[Records about charts and figures]

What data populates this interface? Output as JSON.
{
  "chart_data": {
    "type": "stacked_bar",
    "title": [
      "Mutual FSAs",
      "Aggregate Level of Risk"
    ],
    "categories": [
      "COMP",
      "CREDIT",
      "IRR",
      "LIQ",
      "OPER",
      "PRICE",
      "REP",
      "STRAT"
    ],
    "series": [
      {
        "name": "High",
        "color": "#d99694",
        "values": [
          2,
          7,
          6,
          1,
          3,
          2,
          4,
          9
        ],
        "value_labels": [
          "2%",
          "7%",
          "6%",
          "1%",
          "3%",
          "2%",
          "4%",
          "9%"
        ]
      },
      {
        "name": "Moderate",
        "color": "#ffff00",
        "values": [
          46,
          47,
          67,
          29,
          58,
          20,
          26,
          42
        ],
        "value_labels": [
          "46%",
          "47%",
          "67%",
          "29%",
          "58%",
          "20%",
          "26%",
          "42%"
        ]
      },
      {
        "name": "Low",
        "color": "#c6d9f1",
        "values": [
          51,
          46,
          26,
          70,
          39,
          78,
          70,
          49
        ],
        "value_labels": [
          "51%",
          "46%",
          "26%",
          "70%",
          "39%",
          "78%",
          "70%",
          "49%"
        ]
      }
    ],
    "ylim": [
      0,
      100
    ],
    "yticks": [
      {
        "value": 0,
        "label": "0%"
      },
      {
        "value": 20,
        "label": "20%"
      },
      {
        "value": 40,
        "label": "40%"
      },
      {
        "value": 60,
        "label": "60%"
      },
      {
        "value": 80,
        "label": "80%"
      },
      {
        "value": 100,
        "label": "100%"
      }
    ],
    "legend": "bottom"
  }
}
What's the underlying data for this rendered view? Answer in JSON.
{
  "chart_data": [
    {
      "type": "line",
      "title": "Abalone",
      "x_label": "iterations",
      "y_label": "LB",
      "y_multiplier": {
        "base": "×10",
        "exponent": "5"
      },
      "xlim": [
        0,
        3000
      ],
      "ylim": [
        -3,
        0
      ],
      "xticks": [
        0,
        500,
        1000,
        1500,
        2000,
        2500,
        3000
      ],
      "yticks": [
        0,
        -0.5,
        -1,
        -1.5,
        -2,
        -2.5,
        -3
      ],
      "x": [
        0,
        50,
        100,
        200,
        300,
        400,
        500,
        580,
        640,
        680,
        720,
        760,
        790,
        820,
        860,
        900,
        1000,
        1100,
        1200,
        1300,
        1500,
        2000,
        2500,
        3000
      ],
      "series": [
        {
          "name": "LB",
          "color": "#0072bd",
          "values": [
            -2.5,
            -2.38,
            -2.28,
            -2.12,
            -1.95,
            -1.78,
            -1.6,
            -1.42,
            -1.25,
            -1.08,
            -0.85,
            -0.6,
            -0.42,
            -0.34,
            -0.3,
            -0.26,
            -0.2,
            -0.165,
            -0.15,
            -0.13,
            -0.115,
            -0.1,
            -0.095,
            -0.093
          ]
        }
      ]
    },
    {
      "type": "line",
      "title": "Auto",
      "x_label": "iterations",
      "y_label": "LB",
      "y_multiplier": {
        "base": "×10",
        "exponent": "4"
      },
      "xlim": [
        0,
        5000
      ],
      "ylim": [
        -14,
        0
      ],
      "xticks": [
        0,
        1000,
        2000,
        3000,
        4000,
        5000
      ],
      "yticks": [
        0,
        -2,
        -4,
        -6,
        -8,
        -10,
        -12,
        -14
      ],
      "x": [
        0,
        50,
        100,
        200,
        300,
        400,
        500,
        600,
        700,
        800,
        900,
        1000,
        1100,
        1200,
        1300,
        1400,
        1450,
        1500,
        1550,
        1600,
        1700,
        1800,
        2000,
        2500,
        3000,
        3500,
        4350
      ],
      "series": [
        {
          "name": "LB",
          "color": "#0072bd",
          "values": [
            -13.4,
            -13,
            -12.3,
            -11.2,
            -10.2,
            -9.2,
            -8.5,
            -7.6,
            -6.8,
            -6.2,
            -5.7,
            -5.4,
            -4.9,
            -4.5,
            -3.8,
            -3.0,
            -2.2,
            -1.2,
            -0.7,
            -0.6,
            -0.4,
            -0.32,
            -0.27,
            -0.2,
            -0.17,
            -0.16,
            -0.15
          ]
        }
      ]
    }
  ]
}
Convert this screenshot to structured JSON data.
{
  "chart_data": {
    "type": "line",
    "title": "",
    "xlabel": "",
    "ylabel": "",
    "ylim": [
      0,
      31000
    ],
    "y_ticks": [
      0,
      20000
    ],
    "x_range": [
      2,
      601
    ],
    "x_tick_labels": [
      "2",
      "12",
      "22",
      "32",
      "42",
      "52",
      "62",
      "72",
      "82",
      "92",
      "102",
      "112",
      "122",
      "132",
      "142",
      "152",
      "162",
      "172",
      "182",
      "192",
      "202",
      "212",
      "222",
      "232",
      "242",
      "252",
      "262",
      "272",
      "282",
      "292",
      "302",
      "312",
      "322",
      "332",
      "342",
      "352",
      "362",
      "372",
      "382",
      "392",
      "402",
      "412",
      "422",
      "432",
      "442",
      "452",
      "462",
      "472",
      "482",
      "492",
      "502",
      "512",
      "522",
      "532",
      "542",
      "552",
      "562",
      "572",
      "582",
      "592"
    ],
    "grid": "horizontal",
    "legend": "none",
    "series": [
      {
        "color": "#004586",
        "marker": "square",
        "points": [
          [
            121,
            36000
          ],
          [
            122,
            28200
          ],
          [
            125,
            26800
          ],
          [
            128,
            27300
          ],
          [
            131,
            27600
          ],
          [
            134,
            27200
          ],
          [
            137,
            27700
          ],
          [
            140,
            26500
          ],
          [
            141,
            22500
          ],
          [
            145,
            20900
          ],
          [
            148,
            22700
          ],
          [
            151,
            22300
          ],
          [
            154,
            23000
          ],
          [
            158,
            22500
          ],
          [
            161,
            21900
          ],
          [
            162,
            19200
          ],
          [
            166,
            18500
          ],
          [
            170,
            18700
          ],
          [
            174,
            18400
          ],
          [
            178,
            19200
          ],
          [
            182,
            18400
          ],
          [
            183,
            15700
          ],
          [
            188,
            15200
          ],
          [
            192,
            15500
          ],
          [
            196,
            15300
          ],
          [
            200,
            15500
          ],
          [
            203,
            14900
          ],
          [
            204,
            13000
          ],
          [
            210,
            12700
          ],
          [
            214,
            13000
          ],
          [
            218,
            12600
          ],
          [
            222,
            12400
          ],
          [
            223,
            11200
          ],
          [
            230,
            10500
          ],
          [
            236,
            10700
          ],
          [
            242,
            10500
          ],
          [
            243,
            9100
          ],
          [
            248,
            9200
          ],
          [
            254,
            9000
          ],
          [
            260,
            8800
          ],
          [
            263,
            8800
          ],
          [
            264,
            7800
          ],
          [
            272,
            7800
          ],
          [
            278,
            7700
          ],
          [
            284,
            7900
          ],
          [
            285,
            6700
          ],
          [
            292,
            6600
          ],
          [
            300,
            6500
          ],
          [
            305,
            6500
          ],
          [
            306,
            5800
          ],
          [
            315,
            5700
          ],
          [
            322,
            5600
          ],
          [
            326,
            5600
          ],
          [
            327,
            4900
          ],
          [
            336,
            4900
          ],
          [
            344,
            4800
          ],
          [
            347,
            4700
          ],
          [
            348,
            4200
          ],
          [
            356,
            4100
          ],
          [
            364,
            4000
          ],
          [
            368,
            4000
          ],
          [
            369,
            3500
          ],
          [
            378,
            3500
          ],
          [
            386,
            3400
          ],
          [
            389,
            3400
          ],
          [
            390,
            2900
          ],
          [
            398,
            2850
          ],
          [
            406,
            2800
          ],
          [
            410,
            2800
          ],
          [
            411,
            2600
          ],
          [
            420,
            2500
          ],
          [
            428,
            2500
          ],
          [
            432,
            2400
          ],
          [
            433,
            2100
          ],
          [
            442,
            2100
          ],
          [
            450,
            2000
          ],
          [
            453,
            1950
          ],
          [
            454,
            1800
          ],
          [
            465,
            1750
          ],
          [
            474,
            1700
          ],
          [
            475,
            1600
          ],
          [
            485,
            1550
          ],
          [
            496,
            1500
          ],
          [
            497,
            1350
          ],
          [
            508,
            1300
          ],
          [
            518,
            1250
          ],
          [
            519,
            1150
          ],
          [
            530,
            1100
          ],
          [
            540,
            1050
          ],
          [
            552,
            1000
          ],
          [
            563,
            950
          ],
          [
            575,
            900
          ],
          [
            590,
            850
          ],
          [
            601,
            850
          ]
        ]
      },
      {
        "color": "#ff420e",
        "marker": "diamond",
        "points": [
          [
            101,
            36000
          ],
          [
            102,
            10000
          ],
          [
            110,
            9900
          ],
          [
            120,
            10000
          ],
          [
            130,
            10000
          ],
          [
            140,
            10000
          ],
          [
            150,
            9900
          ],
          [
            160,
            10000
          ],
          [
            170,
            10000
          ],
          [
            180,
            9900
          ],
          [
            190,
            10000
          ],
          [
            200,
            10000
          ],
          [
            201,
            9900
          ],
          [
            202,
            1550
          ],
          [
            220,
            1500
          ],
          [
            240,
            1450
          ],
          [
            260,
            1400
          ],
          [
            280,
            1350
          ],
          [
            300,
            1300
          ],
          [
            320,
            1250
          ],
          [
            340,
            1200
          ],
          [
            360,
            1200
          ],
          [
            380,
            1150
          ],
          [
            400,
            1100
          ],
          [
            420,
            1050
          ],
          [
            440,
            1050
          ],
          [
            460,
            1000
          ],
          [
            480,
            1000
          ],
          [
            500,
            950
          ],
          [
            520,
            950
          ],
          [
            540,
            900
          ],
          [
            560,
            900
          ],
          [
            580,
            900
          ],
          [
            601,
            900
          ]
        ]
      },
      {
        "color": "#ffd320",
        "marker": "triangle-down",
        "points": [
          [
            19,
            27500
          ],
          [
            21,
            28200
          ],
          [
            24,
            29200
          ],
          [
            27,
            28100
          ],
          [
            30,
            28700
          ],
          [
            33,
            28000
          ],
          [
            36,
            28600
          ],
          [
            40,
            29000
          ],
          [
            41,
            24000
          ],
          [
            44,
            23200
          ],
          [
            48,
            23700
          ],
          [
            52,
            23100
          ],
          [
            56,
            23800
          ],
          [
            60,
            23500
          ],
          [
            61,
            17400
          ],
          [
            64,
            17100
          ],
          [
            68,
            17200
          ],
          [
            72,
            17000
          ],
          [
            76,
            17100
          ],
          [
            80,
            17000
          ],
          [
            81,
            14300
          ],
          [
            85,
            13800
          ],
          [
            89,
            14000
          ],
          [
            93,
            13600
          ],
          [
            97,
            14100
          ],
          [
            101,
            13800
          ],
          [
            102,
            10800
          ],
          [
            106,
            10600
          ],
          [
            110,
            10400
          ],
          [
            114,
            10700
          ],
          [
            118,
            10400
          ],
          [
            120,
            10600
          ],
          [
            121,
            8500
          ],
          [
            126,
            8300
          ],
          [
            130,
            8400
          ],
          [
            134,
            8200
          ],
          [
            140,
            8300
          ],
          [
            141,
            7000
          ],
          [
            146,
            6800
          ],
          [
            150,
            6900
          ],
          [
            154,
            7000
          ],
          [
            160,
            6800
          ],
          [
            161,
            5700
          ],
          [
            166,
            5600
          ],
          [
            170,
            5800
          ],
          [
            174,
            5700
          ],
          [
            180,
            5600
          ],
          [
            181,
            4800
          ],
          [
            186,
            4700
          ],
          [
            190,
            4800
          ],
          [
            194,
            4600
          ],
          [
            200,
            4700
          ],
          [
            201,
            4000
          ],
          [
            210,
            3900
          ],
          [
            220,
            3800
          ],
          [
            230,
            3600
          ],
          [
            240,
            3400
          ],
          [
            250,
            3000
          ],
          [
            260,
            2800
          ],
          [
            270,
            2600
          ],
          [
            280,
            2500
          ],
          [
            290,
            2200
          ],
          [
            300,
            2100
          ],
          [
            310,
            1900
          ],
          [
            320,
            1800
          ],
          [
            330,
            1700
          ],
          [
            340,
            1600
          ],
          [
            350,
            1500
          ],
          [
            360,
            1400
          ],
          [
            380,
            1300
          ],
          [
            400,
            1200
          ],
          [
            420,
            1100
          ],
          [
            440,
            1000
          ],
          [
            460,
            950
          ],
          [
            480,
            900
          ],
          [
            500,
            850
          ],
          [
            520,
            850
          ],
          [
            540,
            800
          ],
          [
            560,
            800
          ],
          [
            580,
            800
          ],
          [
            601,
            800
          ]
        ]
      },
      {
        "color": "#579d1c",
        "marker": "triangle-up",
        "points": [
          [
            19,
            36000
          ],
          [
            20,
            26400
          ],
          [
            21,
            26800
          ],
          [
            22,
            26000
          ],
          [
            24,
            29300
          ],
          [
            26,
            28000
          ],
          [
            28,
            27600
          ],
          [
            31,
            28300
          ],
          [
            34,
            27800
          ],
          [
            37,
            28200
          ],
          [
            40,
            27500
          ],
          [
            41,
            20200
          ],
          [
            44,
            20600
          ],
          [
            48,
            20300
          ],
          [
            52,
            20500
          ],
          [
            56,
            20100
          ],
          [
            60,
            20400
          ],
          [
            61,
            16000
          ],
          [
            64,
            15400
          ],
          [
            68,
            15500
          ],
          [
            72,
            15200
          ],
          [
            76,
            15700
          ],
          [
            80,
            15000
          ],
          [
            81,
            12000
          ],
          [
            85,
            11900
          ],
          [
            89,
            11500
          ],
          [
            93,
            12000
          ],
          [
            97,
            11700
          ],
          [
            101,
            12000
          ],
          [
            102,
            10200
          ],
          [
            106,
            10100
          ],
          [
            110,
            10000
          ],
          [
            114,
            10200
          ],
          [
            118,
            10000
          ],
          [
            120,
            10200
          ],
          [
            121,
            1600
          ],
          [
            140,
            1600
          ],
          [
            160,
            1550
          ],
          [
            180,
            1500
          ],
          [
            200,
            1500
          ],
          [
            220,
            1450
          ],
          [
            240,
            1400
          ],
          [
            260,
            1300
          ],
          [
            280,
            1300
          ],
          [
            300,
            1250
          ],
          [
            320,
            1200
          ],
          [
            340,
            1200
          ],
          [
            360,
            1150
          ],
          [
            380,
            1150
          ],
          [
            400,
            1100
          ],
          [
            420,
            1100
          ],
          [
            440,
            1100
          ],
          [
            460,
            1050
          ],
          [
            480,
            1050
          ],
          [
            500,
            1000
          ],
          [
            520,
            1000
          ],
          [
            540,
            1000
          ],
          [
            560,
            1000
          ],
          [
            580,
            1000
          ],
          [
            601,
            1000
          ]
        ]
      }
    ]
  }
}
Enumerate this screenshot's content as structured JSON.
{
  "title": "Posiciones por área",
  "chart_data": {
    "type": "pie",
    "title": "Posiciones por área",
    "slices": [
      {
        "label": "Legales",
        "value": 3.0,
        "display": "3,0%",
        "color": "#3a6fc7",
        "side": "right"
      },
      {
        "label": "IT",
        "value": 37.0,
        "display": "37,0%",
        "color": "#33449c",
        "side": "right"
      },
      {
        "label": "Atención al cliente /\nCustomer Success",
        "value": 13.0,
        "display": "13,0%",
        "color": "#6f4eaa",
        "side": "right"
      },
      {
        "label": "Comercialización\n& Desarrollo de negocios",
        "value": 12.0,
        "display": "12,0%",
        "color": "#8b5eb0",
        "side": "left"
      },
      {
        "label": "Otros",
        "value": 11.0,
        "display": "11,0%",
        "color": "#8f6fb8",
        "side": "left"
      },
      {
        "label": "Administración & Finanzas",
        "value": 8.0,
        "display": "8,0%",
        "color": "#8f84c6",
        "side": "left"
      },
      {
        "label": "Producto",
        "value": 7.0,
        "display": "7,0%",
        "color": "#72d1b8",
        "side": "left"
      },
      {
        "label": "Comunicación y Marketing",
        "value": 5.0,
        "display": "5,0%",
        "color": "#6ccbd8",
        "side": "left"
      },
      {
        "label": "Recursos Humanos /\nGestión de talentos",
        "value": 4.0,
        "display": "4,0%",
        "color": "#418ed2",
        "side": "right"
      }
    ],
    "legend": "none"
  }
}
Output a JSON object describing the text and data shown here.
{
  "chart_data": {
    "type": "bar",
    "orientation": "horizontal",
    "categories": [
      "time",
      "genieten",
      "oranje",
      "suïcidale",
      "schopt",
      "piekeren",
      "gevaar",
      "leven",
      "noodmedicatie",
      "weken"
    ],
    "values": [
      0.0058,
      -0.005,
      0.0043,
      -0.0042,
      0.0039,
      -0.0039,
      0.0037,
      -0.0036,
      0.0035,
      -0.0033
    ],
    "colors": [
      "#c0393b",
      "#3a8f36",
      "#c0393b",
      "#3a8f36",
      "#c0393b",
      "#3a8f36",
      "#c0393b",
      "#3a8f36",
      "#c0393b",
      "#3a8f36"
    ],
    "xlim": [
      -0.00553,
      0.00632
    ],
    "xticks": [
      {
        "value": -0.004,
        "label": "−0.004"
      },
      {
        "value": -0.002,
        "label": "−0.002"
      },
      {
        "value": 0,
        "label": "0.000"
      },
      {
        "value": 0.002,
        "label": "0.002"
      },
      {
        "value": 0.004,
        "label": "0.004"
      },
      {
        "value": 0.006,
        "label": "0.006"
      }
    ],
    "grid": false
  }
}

- **Task to carry out**
Read the entries above, then pull out the lines that include "triangle".

- **Output for this exercise**
        "marker": "triangle-down",
        "marker": "triangle-up",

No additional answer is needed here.